* **Problem to work on**
Gather all lines from the material that contain "sort".

═══ Data records ═══

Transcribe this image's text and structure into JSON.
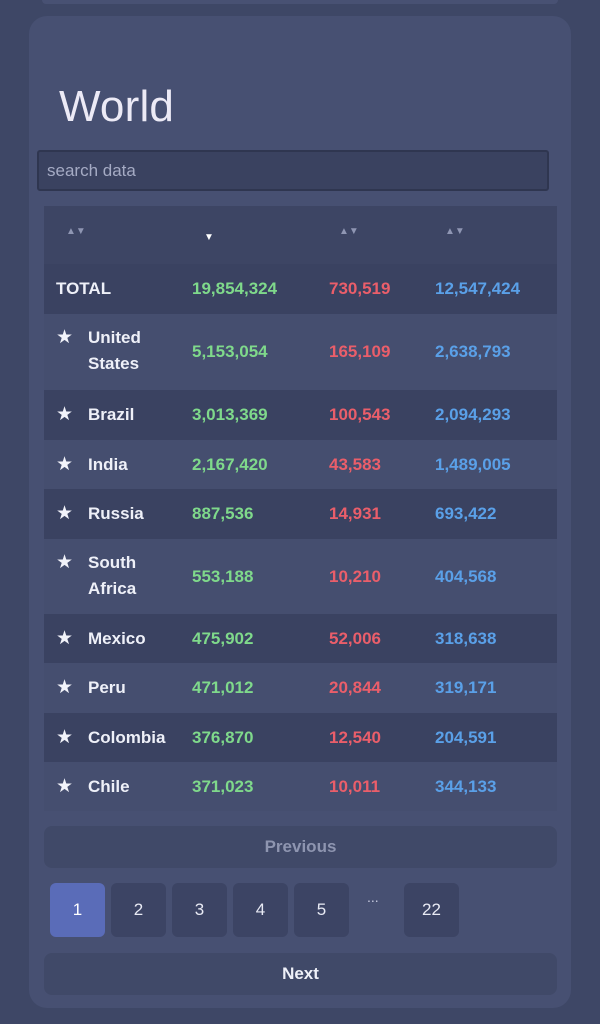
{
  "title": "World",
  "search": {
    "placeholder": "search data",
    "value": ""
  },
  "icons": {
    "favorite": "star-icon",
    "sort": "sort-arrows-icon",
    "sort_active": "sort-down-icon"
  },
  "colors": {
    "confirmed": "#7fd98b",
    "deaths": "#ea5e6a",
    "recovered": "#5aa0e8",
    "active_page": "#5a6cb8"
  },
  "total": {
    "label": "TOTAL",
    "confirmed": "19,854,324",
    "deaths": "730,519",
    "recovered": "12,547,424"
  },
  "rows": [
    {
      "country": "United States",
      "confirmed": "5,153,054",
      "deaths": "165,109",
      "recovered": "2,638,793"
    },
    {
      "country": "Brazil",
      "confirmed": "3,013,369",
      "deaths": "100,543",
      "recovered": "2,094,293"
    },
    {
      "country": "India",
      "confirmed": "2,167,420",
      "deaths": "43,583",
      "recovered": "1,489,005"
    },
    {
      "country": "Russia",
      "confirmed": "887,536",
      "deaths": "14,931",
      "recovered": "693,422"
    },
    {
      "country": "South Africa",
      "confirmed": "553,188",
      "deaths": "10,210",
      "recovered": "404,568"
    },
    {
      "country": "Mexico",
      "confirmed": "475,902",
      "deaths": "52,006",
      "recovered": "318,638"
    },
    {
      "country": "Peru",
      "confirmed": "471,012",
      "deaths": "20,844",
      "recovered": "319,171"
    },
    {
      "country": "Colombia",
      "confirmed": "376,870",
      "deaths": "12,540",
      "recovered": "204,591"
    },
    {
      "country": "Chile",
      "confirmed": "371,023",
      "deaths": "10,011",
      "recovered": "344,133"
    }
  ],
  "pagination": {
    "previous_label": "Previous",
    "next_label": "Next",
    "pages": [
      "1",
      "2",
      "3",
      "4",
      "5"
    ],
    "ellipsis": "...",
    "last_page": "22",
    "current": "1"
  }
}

═══

* **Output for this exercise**
    "sort": "sort-arrows-icon",
    "sort_active": "sort-down-icon"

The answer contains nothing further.